Please quote the material exactly, every line of it.

## Begin

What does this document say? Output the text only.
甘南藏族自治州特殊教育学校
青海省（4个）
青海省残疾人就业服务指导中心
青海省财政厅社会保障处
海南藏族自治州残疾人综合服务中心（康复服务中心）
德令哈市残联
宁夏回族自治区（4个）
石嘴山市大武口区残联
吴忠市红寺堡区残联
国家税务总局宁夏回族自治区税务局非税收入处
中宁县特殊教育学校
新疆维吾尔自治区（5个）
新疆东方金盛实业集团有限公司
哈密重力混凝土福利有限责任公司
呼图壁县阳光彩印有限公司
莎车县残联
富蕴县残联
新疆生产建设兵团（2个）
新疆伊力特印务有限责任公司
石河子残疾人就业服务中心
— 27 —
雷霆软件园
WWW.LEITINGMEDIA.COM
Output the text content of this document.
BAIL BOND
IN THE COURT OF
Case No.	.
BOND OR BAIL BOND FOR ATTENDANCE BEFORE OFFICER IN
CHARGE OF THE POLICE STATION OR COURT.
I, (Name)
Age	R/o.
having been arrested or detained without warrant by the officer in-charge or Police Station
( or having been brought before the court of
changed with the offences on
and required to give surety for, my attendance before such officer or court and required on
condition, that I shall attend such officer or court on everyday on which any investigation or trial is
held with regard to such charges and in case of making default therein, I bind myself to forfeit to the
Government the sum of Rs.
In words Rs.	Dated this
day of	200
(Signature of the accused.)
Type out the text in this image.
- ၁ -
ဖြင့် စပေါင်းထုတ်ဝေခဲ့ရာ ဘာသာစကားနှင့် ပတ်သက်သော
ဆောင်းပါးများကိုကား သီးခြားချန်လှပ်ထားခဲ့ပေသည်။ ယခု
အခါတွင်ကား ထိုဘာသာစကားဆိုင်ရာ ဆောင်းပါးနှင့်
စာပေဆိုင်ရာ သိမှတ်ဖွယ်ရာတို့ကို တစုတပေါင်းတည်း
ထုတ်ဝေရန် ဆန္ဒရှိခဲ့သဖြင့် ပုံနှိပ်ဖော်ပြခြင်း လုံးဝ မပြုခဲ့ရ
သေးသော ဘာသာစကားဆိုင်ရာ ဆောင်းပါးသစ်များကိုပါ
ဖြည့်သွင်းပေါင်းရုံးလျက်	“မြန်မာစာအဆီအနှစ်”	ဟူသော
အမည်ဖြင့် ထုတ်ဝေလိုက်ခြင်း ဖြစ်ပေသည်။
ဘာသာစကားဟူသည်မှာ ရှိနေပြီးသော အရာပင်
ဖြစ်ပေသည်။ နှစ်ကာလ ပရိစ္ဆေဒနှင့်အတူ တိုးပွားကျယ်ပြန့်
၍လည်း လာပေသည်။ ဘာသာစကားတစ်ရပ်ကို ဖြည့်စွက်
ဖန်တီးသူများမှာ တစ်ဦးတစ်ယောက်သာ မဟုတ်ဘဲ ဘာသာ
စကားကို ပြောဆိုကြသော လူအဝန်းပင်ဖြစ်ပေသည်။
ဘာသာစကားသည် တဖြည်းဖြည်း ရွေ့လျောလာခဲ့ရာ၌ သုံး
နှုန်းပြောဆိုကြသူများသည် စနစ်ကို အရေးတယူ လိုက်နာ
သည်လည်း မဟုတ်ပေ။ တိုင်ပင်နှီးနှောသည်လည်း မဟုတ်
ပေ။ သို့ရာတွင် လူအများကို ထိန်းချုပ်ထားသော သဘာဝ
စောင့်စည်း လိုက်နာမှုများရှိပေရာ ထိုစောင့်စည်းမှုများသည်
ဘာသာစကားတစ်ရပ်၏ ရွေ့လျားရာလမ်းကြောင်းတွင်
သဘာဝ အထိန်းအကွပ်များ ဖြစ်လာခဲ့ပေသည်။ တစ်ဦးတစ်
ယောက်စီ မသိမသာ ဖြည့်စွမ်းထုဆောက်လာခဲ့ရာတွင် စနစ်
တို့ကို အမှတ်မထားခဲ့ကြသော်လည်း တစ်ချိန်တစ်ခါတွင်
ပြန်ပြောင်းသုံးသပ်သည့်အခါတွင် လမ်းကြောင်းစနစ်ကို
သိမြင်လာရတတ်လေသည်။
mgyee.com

## End

## SOLVED PROBLEM
What does this document say? Output the text only.
甘南藏族自治州特殊教育学校
青海省（4个）
青海省残疾人就业服务指导中心
青海省财政厅社会保障处
海南藏族自治州残疾人综合服务中心（康复服务中心）
德令哈市残联
宁夏回族自治区（4个）
石嘴山市大武口区残联
吴忠市红寺堡区残联
国家税务总局宁夏回族自治区税务局非税收入处
中宁县特殊教育学校
新疆维吾尔自治区（5个）
新疆东方金盛实业集团有限公司
哈密重力混凝土福利有限责任公司
呼图壁县阳光彩印有限公司
莎车县残联
富蕴县残联
新疆生产建设兵团（2个）
新疆伊力特印务有限责任公司
石河子残疾人就业服务中心
— 27 —
雷霆软件园
WWW.LEITINGMEDIA.COM
Output the text content of this document.
BAIL BOND
IN THE COURT OF
Case No.	.
BOND OR BAIL BOND FOR ATTENDANCE BEFORE OFFICER IN
CHARGE OF THE POLICE STATION OR COURT.
I, (Name)
Age	R/o.
having been arrested or detained without warrant by the officer in-charge or Police Station
( or having been brought before the court of
changed with the offences on
and required to give surety for, my attendance before such officer or court and required on
condition, that I shall attend such officer or court on everyday on which any investigation or trial is
held with regard to such charges and in case of making default therein, I bind myself to forfeit to the
Government the sum of Rs.
In words Rs.	Dated this
day of	200
(Signature of the accused.)
Type out the text in this image.
- ၁ -
ဖြင့် စပေါင်းထုတ်ဝေခဲ့ရာ ဘာသာစကားနှင့် ပတ်သက်သော
ဆောင်းပါးများကိုကား သီးခြားချန်လှပ်ထားခဲ့ပေသည်။ ယခု
အခါတွင်ကား ထိုဘာသာစကားဆိုင်ရာ ဆောင်းပါးနှင့်
စာပေဆိုင်ရာ သိမှတ်ဖွယ်ရာတို့ကို တစုတပေါင်းတည်း
ထုတ်ဝေရန် ဆန္ဒရှိခဲ့သဖြင့် ပုံနှိပ်ဖော်ပြခြင်း လုံးဝ မပြုခဲ့ရ
သေးသော ဘာသာစကားဆိုင်ရာ ဆောင်းပါးသစ်များကိုပါ
ဖြည့်သွင်းပေါင်းရုံးလျက်	“မြန်မာစာအဆီအနှစ်”	ဟူသော
အမည်ဖြင့် ထုတ်ဝေလိုက်ခြင်း ဖြစ်ပေသည်။
ဘာသာစကားဟူသည်မှာ ရှိနေပြီးသော အရာပင်
ဖြစ်ပေသည်။ နှစ်ကာလ ပရိစ္ဆေဒနှင့်အတူ တိုးပွားကျယ်ပြန့်
၍လည်း လာပေသည်။ ဘာသာစကားတစ်ရပ်ကို ဖြည့်စွက်
ဖန်တီးသူများမှာ တစ်ဦးတစ်ယောက်သာ မဟုတ်ဘဲ ဘာသာ
စကားကို ပြောဆိုကြသော လူအဝန်းပင်ဖြစ်ပေသည်။
ဘာသာစကားသည် တဖြည်းဖြည်း ရွေ့လျောလာခဲ့ရာ၌ သုံး
နှုန်းပြောဆိုကြသူများသည် စနစ်ကို အရေးတယူ လိုက်နာ
သည်လည်း မဟုတ်ပေ။ တိုင်ပင်နှီးနှောသည်လည်း မဟုတ်
ပေ။ သို့ရာတွင် လူအများကို ထိန်းချုပ်ထားသော သဘာဝ
စောင့်စည်း လိုက်နာမှုများရှိပေရာ ထိုစောင့်စည်းမှုများသည်
ဘာသာစကားတစ်ရပ်၏ ရွေ့လျားရာလမ်းကြောင်းတွင်
သဘာဝ အထိန်းအကွပ်များ ဖြစ်လာခဲ့ပေသည်။ တစ်ဦးတစ်
ယောက်စီ မသိမသာ ဖြည့်စွမ်းထုဆောက်လာခဲ့ရာတွင် စနစ်
တို့ကို အမှတ်မထားခဲ့ကြသော်လည်း တစ်ချိန်တစ်ခါတွင်
ပြန်ပြောင်းသုံးသပ်သည့်အခါတွင် လမ်းကြောင်းစနစ်ကို
သိမြင်လာရတတ်လေသည်။
mgyee.com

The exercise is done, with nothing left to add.